▶ **GIVEN EXERCISE**
Return the count of lines that mention "Klungkung", with no other words.

## Begin RECORD SET

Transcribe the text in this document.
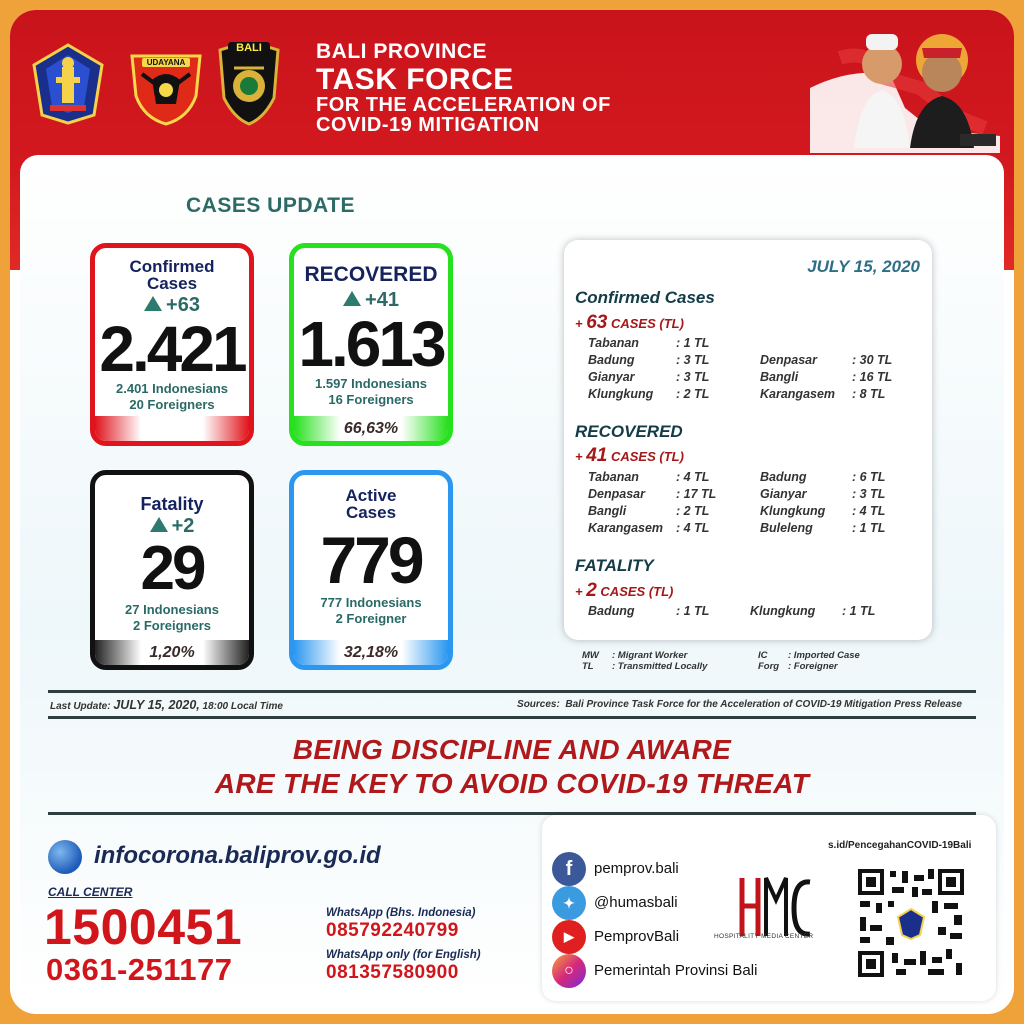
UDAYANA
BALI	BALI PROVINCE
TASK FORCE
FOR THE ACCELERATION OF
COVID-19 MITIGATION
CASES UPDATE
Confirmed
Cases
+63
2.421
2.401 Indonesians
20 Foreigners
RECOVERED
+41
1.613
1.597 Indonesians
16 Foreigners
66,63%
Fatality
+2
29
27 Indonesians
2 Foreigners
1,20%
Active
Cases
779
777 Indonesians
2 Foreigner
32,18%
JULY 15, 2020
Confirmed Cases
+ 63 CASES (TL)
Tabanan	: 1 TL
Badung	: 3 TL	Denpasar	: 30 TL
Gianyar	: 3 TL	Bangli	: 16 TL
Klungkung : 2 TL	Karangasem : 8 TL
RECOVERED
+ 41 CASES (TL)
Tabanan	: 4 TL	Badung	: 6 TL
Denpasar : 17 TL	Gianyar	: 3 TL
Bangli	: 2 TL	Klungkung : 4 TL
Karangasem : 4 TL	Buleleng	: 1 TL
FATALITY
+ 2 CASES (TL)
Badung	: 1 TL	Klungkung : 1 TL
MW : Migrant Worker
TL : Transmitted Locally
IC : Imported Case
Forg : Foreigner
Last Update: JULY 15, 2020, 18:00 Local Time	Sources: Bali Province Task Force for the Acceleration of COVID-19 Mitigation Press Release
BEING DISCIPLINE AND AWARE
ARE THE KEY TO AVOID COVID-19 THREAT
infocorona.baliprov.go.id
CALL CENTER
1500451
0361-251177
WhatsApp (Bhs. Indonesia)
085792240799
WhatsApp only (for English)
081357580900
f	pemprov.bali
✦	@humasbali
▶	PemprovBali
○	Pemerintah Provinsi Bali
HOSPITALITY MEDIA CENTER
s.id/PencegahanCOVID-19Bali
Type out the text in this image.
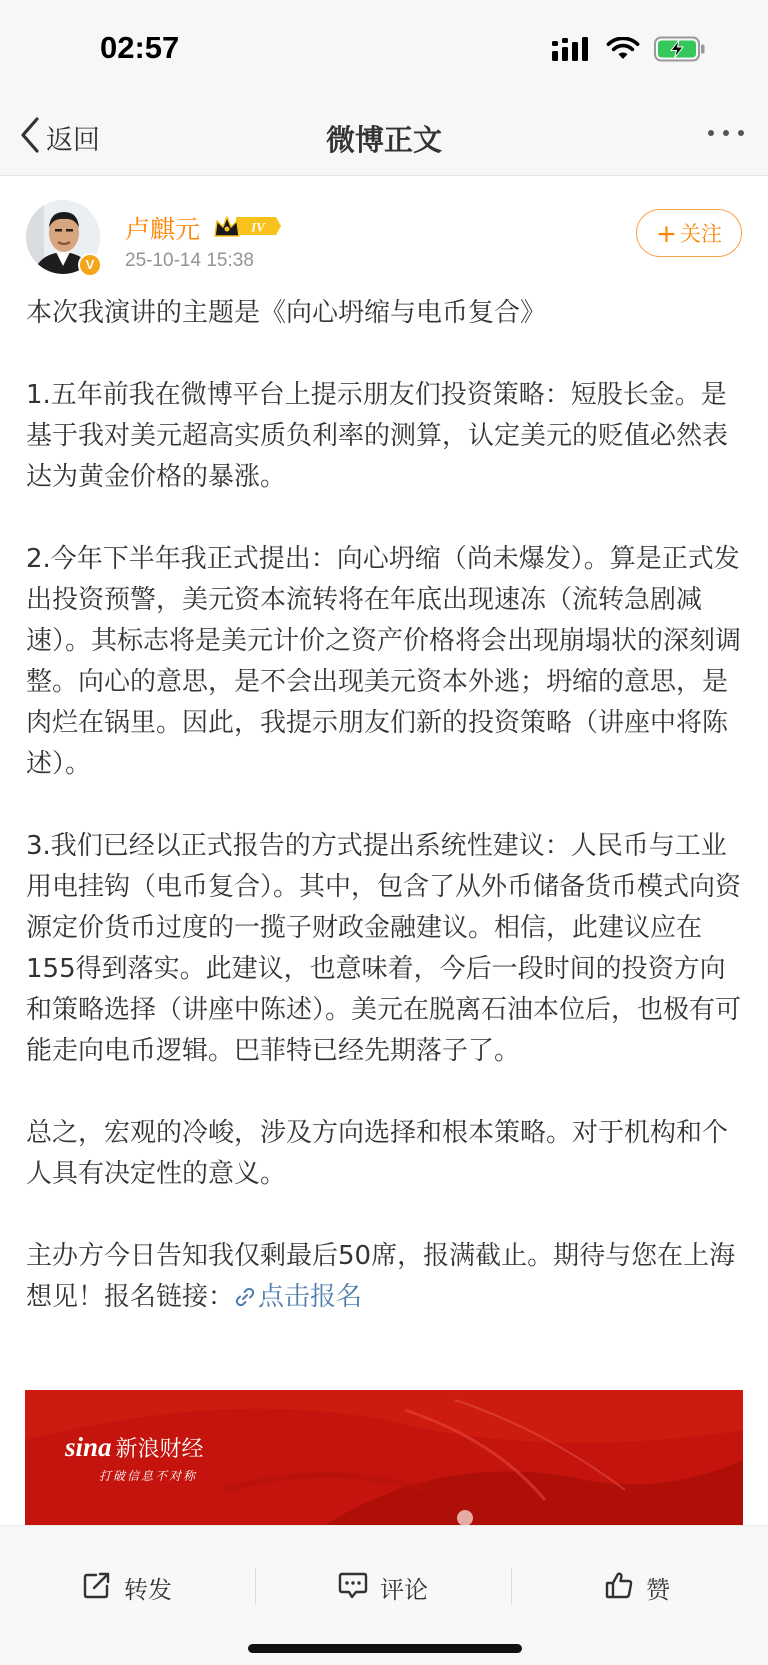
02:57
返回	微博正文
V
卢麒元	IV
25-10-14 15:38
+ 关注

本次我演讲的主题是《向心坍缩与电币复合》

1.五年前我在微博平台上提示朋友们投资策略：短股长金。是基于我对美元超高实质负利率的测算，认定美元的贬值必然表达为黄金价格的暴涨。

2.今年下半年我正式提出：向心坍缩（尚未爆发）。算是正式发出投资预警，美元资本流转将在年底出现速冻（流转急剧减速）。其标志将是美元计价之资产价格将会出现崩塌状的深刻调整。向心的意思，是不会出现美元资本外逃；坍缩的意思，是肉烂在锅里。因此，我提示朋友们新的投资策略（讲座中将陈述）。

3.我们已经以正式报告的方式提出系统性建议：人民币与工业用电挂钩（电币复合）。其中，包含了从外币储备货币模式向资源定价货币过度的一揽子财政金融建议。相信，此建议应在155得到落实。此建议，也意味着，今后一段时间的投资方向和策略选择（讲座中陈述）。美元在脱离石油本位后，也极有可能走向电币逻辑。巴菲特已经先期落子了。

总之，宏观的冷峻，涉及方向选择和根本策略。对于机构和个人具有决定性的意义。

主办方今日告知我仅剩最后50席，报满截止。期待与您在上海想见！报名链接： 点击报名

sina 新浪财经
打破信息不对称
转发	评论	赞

## End RECORD SET
## Begin RECORD SET

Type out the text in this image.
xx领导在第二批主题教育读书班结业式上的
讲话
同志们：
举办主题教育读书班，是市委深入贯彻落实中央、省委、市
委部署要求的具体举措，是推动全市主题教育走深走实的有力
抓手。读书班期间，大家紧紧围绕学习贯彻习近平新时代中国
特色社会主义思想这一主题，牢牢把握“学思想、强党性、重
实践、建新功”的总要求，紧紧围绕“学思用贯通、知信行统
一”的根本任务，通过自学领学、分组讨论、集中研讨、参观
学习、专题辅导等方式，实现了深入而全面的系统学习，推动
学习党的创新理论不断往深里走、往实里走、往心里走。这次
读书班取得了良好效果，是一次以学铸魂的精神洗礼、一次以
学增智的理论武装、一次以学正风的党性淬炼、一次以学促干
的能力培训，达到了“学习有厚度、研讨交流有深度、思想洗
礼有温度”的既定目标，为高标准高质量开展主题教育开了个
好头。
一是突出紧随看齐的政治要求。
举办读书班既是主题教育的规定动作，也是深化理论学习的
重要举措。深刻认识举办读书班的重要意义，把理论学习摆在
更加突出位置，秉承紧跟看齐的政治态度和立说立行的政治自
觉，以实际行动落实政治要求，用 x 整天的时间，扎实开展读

## End RECORD SET
## Begin RECORD SET

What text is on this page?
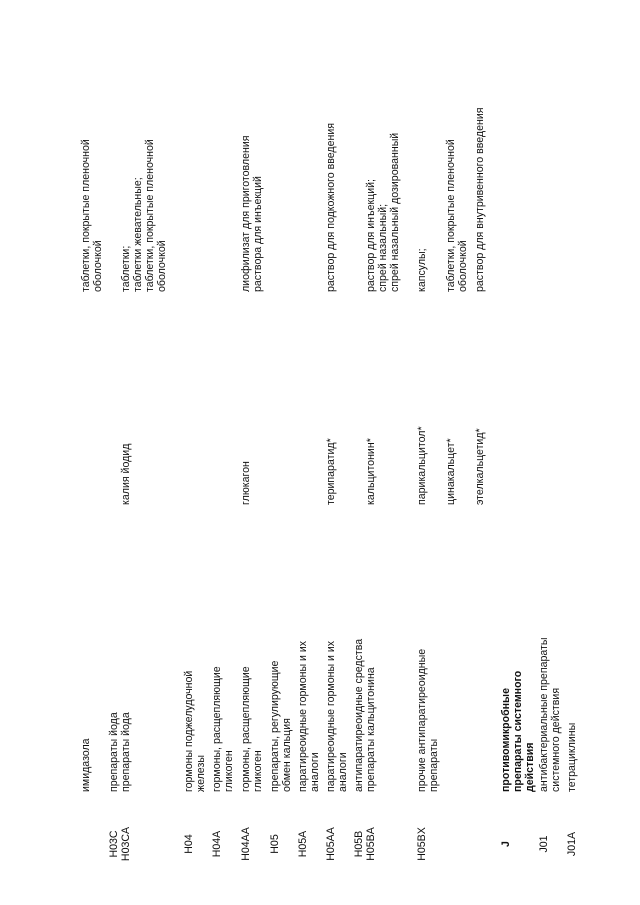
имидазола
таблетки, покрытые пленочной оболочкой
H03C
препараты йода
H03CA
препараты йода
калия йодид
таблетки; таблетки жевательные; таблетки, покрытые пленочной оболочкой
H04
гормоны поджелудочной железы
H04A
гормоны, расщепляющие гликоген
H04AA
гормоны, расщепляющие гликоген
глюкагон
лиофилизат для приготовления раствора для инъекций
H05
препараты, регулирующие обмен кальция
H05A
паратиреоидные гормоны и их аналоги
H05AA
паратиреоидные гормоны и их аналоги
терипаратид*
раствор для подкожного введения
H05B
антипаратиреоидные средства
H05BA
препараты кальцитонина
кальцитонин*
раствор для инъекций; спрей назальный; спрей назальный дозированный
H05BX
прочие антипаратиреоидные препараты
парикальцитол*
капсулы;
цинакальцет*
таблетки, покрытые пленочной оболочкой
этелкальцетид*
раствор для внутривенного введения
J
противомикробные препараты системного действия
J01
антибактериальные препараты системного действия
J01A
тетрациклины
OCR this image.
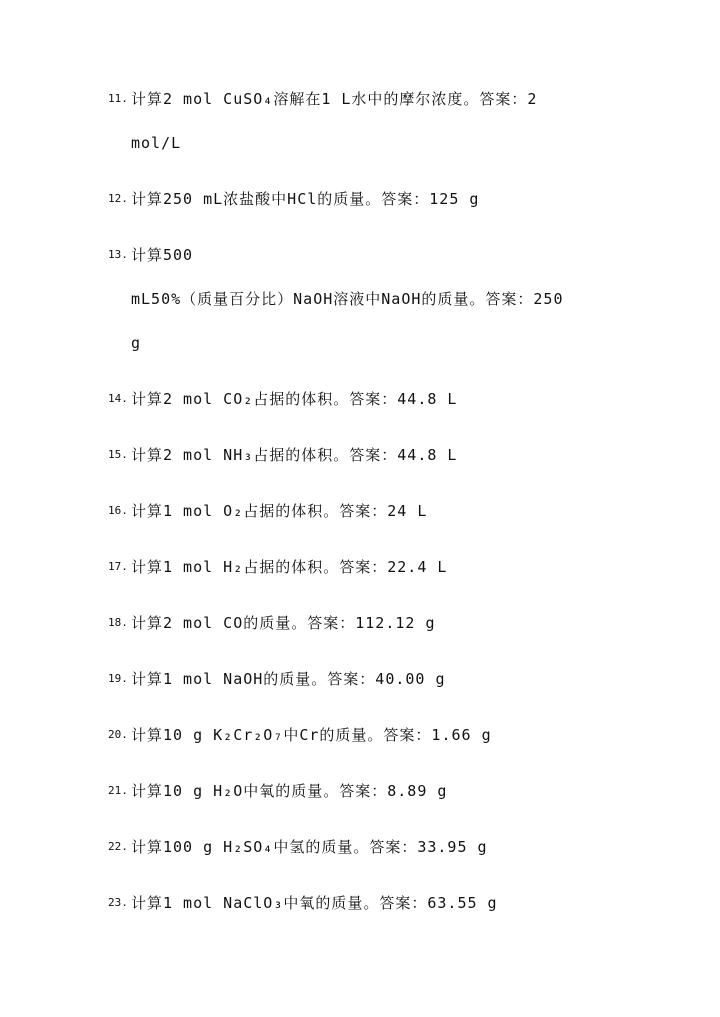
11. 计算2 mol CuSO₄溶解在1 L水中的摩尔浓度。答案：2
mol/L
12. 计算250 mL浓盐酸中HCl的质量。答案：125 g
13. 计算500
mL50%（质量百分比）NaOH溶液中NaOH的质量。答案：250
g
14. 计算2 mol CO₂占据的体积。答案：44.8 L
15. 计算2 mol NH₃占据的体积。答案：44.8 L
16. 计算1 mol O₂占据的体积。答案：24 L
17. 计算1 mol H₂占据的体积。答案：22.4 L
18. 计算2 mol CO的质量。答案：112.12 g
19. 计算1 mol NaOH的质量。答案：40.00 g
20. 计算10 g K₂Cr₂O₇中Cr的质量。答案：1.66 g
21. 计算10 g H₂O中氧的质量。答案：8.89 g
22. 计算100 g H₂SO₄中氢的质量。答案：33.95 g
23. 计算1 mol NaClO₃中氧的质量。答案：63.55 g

## End RECORD SET

▶ **RESPONSE**
3